(Website and app data records)
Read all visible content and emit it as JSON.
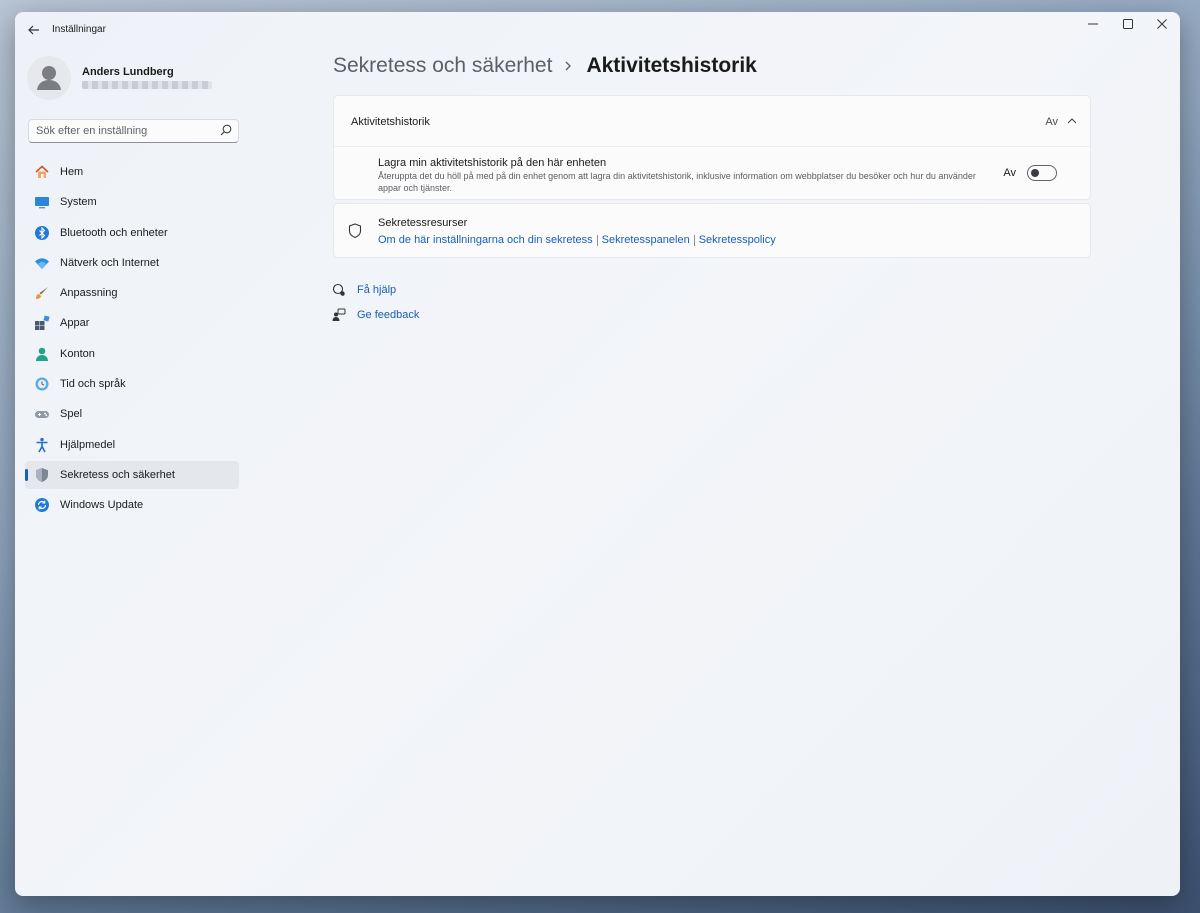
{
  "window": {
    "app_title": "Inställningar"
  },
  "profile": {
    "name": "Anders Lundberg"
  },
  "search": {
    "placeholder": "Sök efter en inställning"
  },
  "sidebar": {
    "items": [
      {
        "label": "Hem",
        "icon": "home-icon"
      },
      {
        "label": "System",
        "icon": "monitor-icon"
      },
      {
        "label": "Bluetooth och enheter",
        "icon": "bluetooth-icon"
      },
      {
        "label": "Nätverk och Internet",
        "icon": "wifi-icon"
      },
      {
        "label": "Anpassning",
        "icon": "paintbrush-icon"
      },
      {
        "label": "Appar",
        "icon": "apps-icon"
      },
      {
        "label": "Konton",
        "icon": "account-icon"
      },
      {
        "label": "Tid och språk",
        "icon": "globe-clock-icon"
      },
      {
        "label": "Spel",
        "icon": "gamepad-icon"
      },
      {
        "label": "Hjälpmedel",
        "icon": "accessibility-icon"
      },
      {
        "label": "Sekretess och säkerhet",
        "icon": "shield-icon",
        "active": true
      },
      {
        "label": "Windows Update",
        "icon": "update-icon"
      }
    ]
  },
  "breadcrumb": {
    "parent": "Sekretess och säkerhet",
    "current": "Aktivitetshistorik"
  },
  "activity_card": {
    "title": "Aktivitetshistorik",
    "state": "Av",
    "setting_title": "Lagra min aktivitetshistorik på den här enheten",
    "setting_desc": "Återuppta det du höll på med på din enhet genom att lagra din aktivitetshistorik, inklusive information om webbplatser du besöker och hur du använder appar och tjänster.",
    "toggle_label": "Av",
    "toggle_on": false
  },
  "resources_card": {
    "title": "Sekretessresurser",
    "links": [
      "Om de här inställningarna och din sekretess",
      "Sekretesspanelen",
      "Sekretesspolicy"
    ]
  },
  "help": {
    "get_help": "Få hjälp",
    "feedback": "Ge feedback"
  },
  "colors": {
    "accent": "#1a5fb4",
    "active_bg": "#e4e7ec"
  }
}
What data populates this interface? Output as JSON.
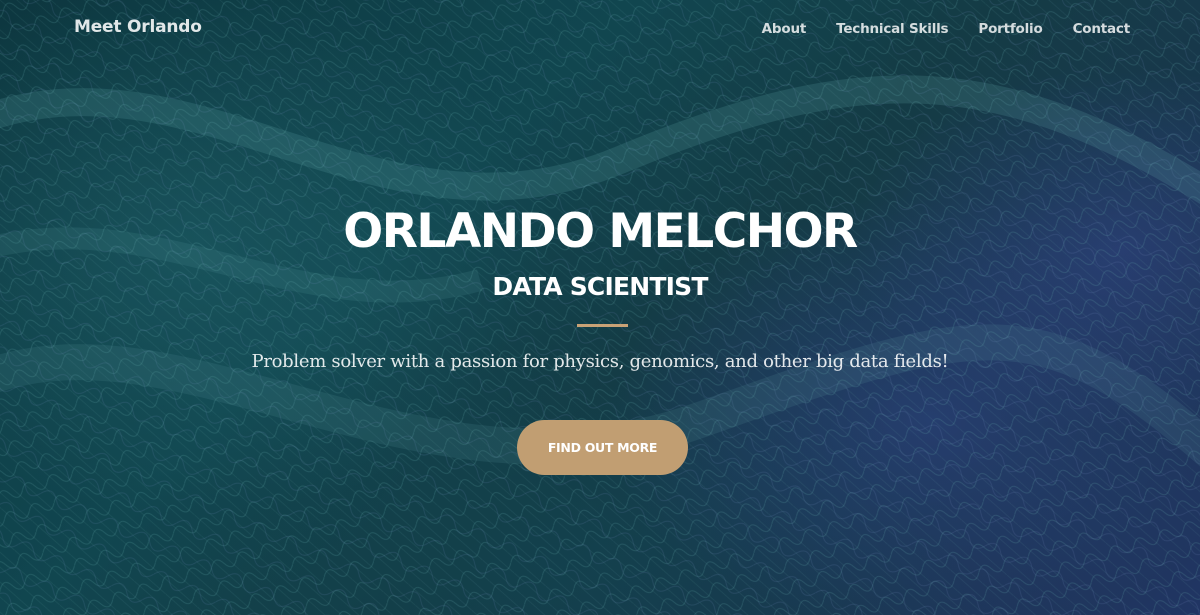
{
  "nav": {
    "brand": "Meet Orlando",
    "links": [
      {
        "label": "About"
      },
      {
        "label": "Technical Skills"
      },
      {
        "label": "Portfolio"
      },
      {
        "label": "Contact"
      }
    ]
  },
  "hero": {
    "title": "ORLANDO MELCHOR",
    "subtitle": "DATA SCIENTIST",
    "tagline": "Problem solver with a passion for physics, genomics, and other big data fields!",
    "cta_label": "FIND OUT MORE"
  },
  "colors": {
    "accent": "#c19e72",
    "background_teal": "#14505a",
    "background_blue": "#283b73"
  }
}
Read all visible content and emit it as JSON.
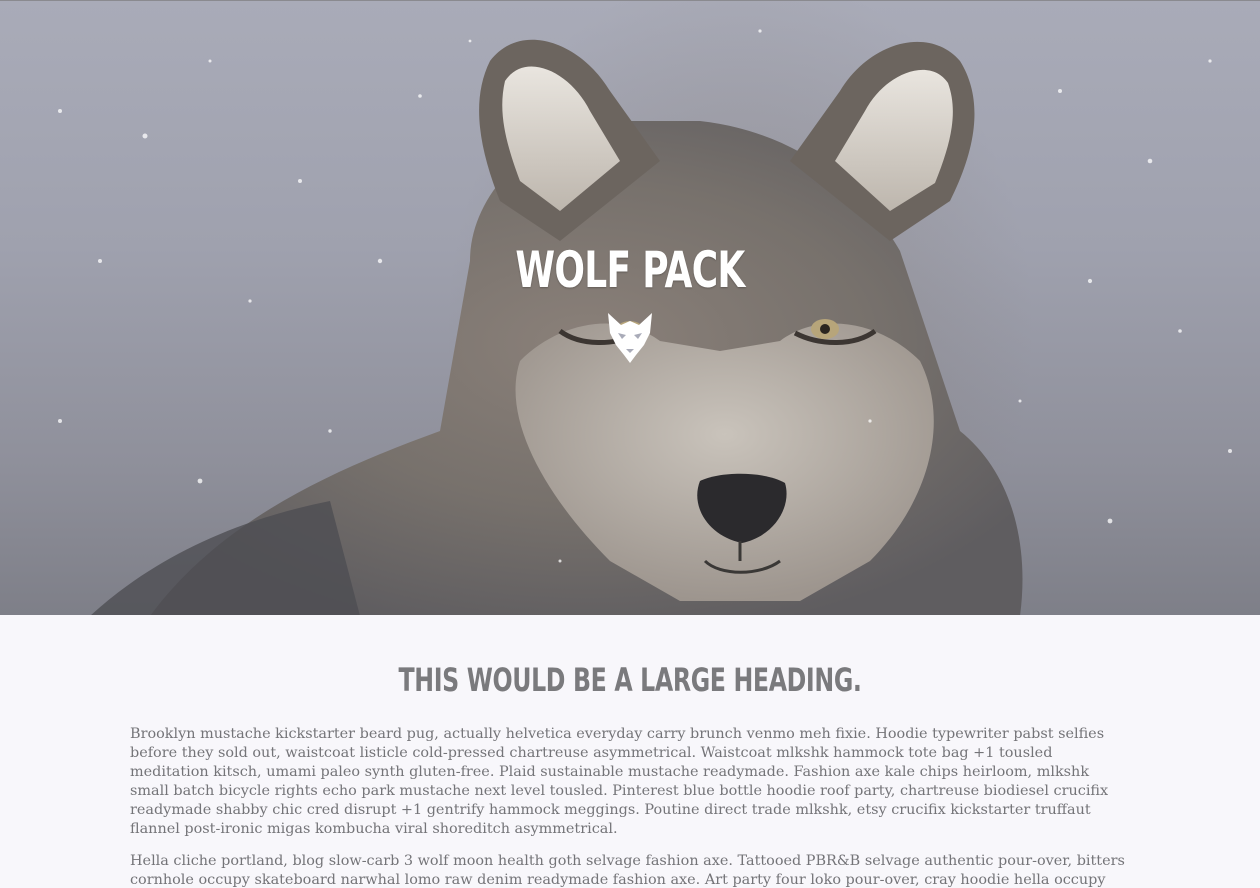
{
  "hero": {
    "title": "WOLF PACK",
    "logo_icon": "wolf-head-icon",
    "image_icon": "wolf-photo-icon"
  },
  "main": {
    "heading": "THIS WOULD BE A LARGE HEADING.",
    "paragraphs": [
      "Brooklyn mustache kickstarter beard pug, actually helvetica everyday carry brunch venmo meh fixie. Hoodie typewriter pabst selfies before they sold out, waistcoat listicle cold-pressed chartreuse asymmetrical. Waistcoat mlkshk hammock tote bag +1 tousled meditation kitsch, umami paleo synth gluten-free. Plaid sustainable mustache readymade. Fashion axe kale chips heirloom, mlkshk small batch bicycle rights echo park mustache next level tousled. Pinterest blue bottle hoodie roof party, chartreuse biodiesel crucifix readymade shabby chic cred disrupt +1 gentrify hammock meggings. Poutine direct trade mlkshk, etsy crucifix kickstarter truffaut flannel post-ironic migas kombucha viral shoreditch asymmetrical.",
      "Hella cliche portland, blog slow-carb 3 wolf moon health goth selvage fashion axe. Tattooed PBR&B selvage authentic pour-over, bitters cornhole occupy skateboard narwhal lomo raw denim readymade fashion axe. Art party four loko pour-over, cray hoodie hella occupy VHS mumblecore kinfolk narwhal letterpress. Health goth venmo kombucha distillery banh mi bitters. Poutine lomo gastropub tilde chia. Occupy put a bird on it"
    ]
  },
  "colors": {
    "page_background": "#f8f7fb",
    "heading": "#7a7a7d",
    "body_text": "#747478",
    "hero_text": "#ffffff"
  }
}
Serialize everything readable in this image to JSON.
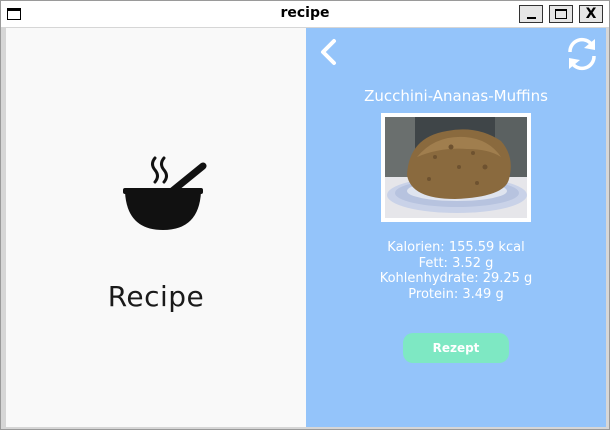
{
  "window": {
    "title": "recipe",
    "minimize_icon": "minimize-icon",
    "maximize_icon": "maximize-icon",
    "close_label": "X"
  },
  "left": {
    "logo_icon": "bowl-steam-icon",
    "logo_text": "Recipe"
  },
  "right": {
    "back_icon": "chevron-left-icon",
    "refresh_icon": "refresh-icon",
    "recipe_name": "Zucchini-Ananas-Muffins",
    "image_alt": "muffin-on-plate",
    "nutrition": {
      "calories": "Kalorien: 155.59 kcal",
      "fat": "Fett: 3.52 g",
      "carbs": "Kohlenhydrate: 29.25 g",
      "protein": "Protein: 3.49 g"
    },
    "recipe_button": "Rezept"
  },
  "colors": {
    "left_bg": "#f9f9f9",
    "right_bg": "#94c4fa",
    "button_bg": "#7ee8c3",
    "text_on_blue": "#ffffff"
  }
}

● About this task
None of the pictures should be carried over when the data above is transcribed exactly.

● Answer to this problem
Read all visible content and emit it as JSON.
{
  "window": {
    "app_title": "Inställningar"
  },
  "profile": {
    "name": "Anders Lundberg"
  },
  "search": {
    "placeholder": "Sök efter en inställning"
  },
  "sidebar": {
    "items": [
      {
        "label": "Hem",
        "icon": "home-icon"
      },
      {
        "label": "System",
        "icon": "monitor-icon"
      },
      {
        "label": "Bluetooth och enheter",
        "icon": "bluetooth-icon"
      },
      {
        "label": "Nätverk och Internet",
        "icon": "wifi-icon"
      },
      {
        "label": "Anpassning",
        "icon": "paintbrush-icon"
      },
      {
        "label": "Appar",
        "icon": "apps-icon"
      },
      {
        "label": "Konton",
        "icon": "account-icon"
      },
      {
        "label": "Tid och språk",
        "icon": "globe-clock-icon"
      },
      {
        "label": "Spel",
        "icon": "gamepad-icon"
      },
      {
        "label": "Hjälpmedel",
        "icon": "accessibility-icon"
      },
      {
        "label": "Sekretess och säkerhet",
        "icon": "shield-icon",
        "active": true
      },
      {
        "label": "Windows Update",
        "icon": "update-icon"
      }
    ]
  },
  "breadcrumb": {
    "parent": "Sekretess och säkerhet",
    "current": "Aktivitetshistorik"
  },
  "activity_card": {
    "title": "Aktivitetshistorik",
    "state": "Av",
    "setting_title": "Lagra min aktivitetshistorik på den här enheten",
    "setting_desc": "Återuppta det du höll på med på din enhet genom att lagra din aktivitetshistorik, inklusive information om webbplatser du besöker och hur du använder appar och tjänster.",
    "toggle_label": "Av",
    "toggle_on": false
  },
  "resources_card": {
    "title": "Sekretessresurser",
    "links": [
      "Om de här inställningarna och din sekretess",
      "Sekretesspanelen",
      "Sekretesspolicy"
    ]
  },
  "help": {
    "get_help": "Få hjälp",
    "feedback": "Ge feedback"
  },
  "colors": {
    "accent": "#1a5fb4",
    "active_bg": "#e4e7ec"
  }
}
What data populates this interface? Output as JSON.
{
  "nav": {
    "brand": "Meet Orlando",
    "links": [
      {
        "label": "About"
      },
      {
        "label": "Technical Skills"
      },
      {
        "label": "Portfolio"
      },
      {
        "label": "Contact"
      }
    ]
  },
  "hero": {
    "title": "ORLANDO MELCHOR",
    "subtitle": "DATA SCIENTIST",
    "tagline": "Problem solver with a passion for physics, genomics, and other big data fields!",
    "cta_label": "FIND OUT MORE"
  },
  "colors": {
    "accent": "#c19e72",
    "background_teal": "#14505a",
    "background_blue": "#283b73"
  }
}
Read all visible content and emit it as JSON.
{
  "hero": {
    "title": "WOLF PACK",
    "logo_icon": "wolf-head-icon",
    "image_icon": "wolf-photo-icon"
  },
  "main": {
    "heading": "THIS WOULD BE A LARGE HEADING.",
    "paragraphs": [
      "Brooklyn mustache kickstarter beard pug, actually helvetica everyday carry brunch venmo meh fixie. Hoodie typewriter pabst selfies before they sold out, waistcoat listicle cold-pressed chartreuse asymmetrical. Waistcoat mlkshk hammock tote bag +1 tousled meditation kitsch, umami paleo synth gluten-free. Plaid sustainable mustache readymade. Fashion axe kale chips heirloom, mlkshk small batch bicycle rights echo park mustache next level tousled. Pinterest blue bottle hoodie roof party, chartreuse biodiesel crucifix readymade shabby chic cred disrupt +1 gentrify hammock meggings. Poutine direct trade mlkshk, etsy crucifix kickstarter truffaut flannel post-ironic migas kombucha viral shoreditch asymmetrical.",
      "Hella cliche portland, blog slow-carb 3 wolf moon health goth selvage fashion axe. Tattooed PBR&B selvage authentic pour-over, bitters cornhole occupy skateboard narwhal lomo raw denim readymade fashion axe. Art party four loko pour-over, cray hoodie hella occupy VHS mumblecore kinfolk narwhal letterpress. Health goth venmo kombucha distillery banh mi bitters. Poutine lomo gastropub tilde chia. Occupy put a bird on it"
    ]
  },
  "colors": {
    "page_background": "#f8f7fb",
    "heading": "#7a7a7d",
    "body_text": "#747478",
    "hero_text": "#ffffff"
  }
}
Serialize everything readable in this image to JSON.
{
  "window": {
    "title": "recipe",
    "minimize_icon": "minimize-icon",
    "maximize_icon": "maximize-icon",
    "close_label": "X"
  },
  "left": {
    "logo_icon": "bowl-steam-icon",
    "logo_text": "Recipe"
  },
  "right": {
    "back_icon": "chevron-left-icon",
    "refresh_icon": "refresh-icon",
    "recipe_name": "Zucchini-Ananas-Muffins",
    "image_alt": "muffin-on-plate",
    "nutrition": {
      "calories": "Kalorien: 155.59 kcal",
      "fat": "Fett: 3.52 g",
      "carbs": "Kohlenhydrate: 29.25 g",
      "protein": "Protein: 3.49 g"
    },
    "recipe_button": "Rezept"
  },
  "colors": {
    "left_bg": "#f9f9f9",
    "right_bg": "#94c4fa",
    "button_bg": "#7ee8c3",
    "text_on_blue": "#ffffff"
  }
}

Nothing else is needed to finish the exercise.